"""

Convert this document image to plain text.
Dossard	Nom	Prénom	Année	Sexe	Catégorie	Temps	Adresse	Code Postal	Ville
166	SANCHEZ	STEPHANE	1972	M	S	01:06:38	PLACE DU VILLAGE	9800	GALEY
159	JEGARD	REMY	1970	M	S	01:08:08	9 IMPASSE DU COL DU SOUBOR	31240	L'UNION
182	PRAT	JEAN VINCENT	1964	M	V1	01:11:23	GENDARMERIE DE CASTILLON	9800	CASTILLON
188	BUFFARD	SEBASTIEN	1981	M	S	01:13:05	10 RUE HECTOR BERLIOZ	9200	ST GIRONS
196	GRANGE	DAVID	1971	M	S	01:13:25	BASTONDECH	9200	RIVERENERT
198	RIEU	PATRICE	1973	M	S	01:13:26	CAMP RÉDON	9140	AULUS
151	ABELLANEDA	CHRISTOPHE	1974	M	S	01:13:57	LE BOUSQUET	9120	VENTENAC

"""

> What to do
Copy out the material word for word and line for line.

> Answer to this problem
Convert this document image to plain text.
Dossard	Nom	Prénom	Année	Sexe	Catégorie	Temps	Adresse	Code Postal	Ville
166	SANCHEZ	STEPHANE	1972	M	S	01:06:38	PLACE DU VILLAGE	9800	GALEY
159	JEGARD	REMY	1970	M	S	01:08:08	9 IMPASSE DU COL DU SOUBOR	31240	L'UNION
182	PRAT	JEAN VINCENT	1964	M	V1	01:11:23	GENDARMERIE DE CASTILLON	9800	CASTILLON
188	BUFFARD	SEBASTIEN	1981	M	S	01:13:05	10 RUE HECTOR BERLIOZ	9200	ST GIRONS
196	GRANGE	DAVID	1971	M	S	01:13:25	BASTONDECH	9200	RIVERENERT
198	RIEU	PATRICE	1973	M	S	01:13:26	CAMP RÉDON	9140	AULUS
151	ABELLANEDA	CHRISTOPHE	1974	M	S	01:13:57	LE BOUSQUET	9120	VENTENAC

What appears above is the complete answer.